[begin The records]
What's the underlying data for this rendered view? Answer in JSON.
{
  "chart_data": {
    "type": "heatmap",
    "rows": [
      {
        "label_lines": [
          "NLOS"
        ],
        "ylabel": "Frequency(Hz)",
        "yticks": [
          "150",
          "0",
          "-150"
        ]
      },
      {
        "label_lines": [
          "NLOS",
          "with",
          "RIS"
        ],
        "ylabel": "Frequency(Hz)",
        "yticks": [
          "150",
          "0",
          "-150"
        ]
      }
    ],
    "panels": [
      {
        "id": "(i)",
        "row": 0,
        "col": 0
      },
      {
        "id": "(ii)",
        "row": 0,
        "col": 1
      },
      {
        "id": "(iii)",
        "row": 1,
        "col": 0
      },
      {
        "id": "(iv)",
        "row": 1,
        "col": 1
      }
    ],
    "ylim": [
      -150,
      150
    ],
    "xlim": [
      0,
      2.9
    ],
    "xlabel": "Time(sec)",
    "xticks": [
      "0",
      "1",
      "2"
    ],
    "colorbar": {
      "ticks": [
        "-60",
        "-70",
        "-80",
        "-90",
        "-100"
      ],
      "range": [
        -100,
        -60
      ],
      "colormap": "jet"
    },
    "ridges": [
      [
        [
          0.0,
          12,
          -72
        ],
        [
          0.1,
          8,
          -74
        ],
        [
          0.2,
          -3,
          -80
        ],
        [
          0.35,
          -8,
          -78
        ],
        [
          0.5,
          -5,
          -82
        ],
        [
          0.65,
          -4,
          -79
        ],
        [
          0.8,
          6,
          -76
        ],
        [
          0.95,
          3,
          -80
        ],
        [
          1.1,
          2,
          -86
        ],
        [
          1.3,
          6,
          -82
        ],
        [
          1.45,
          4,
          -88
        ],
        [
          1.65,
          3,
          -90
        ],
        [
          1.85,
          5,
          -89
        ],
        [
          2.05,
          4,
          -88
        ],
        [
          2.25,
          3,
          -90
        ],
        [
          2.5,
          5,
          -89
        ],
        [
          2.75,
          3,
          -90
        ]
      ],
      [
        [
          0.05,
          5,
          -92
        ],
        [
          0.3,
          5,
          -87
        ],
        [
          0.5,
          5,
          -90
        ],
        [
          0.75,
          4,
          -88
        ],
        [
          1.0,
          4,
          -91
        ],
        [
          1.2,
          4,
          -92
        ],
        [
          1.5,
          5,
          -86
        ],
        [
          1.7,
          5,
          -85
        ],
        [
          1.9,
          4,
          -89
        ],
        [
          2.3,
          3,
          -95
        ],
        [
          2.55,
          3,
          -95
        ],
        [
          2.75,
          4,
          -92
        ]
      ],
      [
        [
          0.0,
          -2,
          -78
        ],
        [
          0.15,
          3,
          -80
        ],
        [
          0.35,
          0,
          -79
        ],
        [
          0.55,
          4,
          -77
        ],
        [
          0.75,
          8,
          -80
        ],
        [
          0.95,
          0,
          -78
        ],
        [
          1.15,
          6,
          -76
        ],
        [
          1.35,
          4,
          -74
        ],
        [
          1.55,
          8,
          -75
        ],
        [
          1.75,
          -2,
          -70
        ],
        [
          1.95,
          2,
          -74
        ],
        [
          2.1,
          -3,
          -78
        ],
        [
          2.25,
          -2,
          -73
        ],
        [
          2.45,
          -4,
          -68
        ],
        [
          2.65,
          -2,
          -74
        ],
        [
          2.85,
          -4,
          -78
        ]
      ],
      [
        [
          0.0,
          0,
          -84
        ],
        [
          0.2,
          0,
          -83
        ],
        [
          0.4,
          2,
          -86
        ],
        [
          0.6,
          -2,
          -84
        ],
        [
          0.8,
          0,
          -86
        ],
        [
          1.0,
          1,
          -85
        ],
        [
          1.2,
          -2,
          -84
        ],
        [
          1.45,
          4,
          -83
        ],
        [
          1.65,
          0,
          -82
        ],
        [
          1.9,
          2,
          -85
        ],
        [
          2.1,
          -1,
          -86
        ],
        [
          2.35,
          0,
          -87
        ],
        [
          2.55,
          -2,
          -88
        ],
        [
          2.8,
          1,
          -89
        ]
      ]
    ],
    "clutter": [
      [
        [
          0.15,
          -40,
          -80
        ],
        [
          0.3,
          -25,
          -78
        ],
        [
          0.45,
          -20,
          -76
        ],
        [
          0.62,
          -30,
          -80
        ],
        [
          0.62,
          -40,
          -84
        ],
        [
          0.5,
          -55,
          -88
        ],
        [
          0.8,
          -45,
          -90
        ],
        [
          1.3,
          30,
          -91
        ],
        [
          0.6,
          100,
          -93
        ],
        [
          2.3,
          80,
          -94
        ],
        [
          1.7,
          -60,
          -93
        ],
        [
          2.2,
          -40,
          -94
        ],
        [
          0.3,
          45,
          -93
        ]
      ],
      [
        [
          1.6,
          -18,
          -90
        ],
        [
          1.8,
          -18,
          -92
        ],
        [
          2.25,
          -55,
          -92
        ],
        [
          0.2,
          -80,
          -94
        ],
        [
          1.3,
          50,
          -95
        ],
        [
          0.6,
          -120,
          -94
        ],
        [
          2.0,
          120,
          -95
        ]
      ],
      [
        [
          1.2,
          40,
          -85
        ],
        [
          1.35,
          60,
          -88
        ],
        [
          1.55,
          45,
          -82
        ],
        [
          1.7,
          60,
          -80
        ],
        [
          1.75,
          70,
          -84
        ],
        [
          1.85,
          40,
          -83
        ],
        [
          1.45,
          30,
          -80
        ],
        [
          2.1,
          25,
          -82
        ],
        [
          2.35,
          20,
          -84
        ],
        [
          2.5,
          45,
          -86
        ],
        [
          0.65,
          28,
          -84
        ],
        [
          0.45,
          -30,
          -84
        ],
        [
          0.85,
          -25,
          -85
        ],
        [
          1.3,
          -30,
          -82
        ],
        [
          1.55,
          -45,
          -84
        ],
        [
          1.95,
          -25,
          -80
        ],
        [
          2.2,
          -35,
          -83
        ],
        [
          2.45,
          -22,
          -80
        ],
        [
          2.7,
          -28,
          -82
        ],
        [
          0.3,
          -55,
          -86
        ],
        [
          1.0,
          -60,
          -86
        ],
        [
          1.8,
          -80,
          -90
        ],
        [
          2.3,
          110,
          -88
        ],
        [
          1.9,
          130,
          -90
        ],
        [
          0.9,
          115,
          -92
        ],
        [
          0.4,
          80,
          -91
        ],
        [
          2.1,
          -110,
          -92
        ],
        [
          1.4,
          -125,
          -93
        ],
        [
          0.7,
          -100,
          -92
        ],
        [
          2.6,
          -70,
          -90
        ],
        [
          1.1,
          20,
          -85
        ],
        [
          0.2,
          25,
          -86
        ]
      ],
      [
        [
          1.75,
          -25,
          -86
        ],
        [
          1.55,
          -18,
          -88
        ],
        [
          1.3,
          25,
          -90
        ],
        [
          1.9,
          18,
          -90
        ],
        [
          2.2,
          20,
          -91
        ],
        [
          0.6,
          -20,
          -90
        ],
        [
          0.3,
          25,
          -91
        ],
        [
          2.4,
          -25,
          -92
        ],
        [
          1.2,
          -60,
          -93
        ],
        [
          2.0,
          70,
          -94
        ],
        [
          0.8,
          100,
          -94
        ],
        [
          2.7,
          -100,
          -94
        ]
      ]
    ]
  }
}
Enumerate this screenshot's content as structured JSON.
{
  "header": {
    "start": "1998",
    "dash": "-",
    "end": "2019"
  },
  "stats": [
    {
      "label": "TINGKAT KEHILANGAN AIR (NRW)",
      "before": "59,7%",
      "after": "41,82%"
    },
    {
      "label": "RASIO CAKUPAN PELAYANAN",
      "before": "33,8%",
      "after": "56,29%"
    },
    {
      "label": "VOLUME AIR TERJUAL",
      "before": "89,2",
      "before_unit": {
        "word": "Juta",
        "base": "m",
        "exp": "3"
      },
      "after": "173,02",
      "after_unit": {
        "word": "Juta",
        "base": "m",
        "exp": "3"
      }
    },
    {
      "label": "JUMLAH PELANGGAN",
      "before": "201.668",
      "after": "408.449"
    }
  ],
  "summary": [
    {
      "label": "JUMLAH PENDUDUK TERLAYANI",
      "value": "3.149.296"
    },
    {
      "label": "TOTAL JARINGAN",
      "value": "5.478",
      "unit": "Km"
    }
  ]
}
[end The records]
● Task to complete
Using the data above, say how many lines include "JUMLAH". No other reply is needed.

● Expected answer
2